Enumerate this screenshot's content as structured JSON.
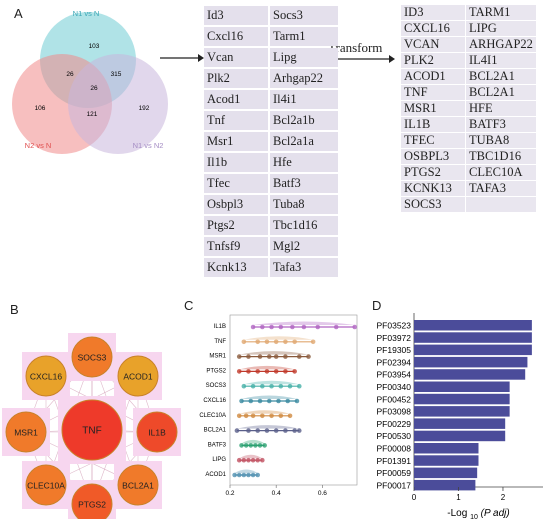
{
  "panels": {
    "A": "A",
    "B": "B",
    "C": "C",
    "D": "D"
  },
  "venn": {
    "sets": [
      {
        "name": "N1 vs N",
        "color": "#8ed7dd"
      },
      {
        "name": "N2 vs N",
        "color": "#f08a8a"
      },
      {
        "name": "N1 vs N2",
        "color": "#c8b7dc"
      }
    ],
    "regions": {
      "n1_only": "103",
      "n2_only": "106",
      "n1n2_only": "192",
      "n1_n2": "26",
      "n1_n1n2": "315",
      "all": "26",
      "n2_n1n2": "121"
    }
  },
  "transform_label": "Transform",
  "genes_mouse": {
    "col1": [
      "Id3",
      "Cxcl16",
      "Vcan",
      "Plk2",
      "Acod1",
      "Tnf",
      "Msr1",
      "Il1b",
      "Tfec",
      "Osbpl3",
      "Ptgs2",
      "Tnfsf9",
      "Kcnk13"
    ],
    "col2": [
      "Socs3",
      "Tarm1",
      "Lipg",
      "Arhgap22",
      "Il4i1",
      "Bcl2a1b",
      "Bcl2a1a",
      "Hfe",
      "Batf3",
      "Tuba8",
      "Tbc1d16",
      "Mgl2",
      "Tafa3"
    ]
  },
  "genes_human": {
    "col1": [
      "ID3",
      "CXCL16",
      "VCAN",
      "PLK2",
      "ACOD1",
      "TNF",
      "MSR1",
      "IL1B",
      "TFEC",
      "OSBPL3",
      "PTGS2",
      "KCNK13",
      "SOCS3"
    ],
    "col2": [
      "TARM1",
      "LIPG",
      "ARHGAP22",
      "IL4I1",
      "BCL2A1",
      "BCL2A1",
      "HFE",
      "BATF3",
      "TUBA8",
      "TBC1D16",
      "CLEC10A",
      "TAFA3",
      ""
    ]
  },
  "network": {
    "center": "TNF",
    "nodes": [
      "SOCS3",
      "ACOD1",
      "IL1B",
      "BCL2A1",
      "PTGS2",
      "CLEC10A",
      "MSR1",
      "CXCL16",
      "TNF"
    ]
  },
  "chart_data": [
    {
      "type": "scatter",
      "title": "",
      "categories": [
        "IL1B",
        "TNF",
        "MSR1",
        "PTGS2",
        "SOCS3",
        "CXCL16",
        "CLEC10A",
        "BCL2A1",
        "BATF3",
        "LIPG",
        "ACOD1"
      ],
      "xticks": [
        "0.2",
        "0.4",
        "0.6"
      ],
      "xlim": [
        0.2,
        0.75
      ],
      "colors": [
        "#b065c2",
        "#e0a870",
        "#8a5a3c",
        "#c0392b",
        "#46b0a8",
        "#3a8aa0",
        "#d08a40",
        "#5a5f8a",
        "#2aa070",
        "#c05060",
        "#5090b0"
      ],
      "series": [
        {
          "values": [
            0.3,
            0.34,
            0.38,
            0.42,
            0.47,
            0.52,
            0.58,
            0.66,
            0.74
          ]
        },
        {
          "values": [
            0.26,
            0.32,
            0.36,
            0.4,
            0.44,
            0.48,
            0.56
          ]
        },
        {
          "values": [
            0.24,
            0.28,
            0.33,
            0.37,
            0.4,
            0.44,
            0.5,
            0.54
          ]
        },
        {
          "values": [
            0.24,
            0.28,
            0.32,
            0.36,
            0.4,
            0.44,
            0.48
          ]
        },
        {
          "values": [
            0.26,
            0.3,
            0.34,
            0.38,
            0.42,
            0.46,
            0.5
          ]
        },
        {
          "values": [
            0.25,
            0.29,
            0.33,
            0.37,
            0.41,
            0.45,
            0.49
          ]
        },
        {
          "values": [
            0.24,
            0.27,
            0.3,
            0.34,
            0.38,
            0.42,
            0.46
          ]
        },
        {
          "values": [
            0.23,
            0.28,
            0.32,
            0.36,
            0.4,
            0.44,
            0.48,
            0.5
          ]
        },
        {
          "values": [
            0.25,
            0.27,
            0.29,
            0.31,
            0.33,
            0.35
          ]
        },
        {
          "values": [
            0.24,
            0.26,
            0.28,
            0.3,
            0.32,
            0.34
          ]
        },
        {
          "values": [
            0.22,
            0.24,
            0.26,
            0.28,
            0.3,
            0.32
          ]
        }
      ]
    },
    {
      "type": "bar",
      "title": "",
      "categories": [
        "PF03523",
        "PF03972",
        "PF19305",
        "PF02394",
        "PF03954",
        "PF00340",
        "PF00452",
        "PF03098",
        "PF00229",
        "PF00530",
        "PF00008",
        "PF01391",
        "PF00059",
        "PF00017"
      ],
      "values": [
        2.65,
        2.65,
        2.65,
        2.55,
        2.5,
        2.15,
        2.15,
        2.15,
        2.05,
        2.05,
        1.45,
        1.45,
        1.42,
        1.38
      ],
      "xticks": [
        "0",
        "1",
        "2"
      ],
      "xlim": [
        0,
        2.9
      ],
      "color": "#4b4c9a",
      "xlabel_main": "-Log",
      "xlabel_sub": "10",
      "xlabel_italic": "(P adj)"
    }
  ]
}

WORK INSTRUCTION:
All of the material above must be given again verbatim, except for the pictures.

FINAL ANSWER:
Enumerate this screenshot's content as structured JSON.
{
  "panels": {
    "A": "A",
    "B": "B",
    "C": "C",
    "D": "D"
  },
  "venn": {
    "sets": [
      {
        "name": "N1 vs N",
        "color": "#8ed7dd"
      },
      {
        "name": "N2 vs N",
        "color": "#f08a8a"
      },
      {
        "name": "N1 vs N2",
        "color": "#c8b7dc"
      }
    ],
    "regions": {
      "n1_only": "103",
      "n2_only": "106",
      "n1n2_only": "192",
      "n1_n2": "26",
      "n1_n1n2": "315",
      "all": "26",
      "n2_n1n2": "121"
    }
  },
  "transform_label": "Transform",
  "genes_mouse": {
    "col1": [
      "Id3",
      "Cxcl16",
      "Vcan",
      "Plk2",
      "Acod1",
      "Tnf",
      "Msr1",
      "Il1b",
      "Tfec",
      "Osbpl3",
      "Ptgs2",
      "Tnfsf9",
      "Kcnk13"
    ],
    "col2": [
      "Socs3",
      "Tarm1",
      "Lipg",
      "Arhgap22",
      "Il4i1",
      "Bcl2a1b",
      "Bcl2a1a",
      "Hfe",
      "Batf3",
      "Tuba8",
      "Tbc1d16",
      "Mgl2",
      "Tafa3"
    ]
  },
  "genes_human": {
    "col1": [
      "ID3",
      "CXCL16",
      "VCAN",
      "PLK2",
      "ACOD1",
      "TNF",
      "MSR1",
      "IL1B",
      "TFEC",
      "OSBPL3",
      "PTGS2",
      "KCNK13",
      "SOCS3"
    ],
    "col2": [
      "TARM1",
      "LIPG",
      "ARHGAP22",
      "IL4I1",
      "BCL2A1",
      "BCL2A1",
      "HFE",
      "BATF3",
      "TUBA8",
      "TBC1D16",
      "CLEC10A",
      "TAFA3",
      ""
    ]
  },
  "network": {
    "center": "TNF",
    "nodes": [
      "SOCS3",
      "ACOD1",
      "IL1B",
      "BCL2A1",
      "PTGS2",
      "CLEC10A",
      "MSR1",
      "CXCL16",
      "TNF"
    ]
  },
  "chart_data": [
    {
      "type": "scatter",
      "title": "",
      "categories": [
        "IL1B",
        "TNF",
        "MSR1",
        "PTGS2",
        "SOCS3",
        "CXCL16",
        "CLEC10A",
        "BCL2A1",
        "BATF3",
        "LIPG",
        "ACOD1"
      ],
      "xticks": [
        "0.2",
        "0.4",
        "0.6"
      ],
      "xlim": [
        0.2,
        0.75
      ],
      "colors": [
        "#b065c2",
        "#e0a870",
        "#8a5a3c",
        "#c0392b",
        "#46b0a8",
        "#3a8aa0",
        "#d08a40",
        "#5a5f8a",
        "#2aa070",
        "#c05060",
        "#5090b0"
      ],
      "series": [
        {
          "values": [
            0.3,
            0.34,
            0.38,
            0.42,
            0.47,
            0.52,
            0.58,
            0.66,
            0.74
          ]
        },
        {
          "values": [
            0.26,
            0.32,
            0.36,
            0.4,
            0.44,
            0.48,
            0.56
          ]
        },
        {
          "values": [
            0.24,
            0.28,
            0.33,
            0.37,
            0.4,
            0.44,
            0.5,
            0.54
          ]
        },
        {
          "values": [
            0.24,
            0.28,
            0.32,
            0.36,
            0.4,
            0.44,
            0.48
          ]
        },
        {
          "values": [
            0.26,
            0.3,
            0.34,
            0.38,
            0.42,
            0.46,
            0.5
          ]
        },
        {
          "values": [
            0.25,
            0.29,
            0.33,
            0.37,
            0.41,
            0.45,
            0.49
          ]
        },
        {
          "values": [
            0.24,
            0.27,
            0.3,
            0.34,
            0.38,
            0.42,
            0.46
          ]
        },
        {
          "values": [
            0.23,
            0.28,
            0.32,
            0.36,
            0.4,
            0.44,
            0.48,
            0.5
          ]
        },
        {
          "values": [
            0.25,
            0.27,
            0.29,
            0.31,
            0.33,
            0.35
          ]
        },
        {
          "values": [
            0.24,
            0.26,
            0.28,
            0.3,
            0.32,
            0.34
          ]
        },
        {
          "values": [
            0.22,
            0.24,
            0.26,
            0.28,
            0.3,
            0.32
          ]
        }
      ]
    },
    {
      "type": "bar",
      "title": "",
      "categories": [
        "PF03523",
        "PF03972",
        "PF19305",
        "PF02394",
        "PF03954",
        "PF00340",
        "PF00452",
        "PF03098",
        "PF00229",
        "PF00530",
        "PF00008",
        "PF01391",
        "PF00059",
        "PF00017"
      ],
      "values": [
        2.65,
        2.65,
        2.65,
        2.55,
        2.5,
        2.15,
        2.15,
        2.15,
        2.05,
        2.05,
        1.45,
        1.45,
        1.42,
        1.38
      ],
      "xticks": [
        "0",
        "1",
        "2"
      ],
      "xlim": [
        0,
        2.9
      ],
      "color": "#4b4c9a",
      "xlabel_main": "-Log",
      "xlabel_sub": "10",
      "xlabel_italic": "(P adj)"
    }
  ]
}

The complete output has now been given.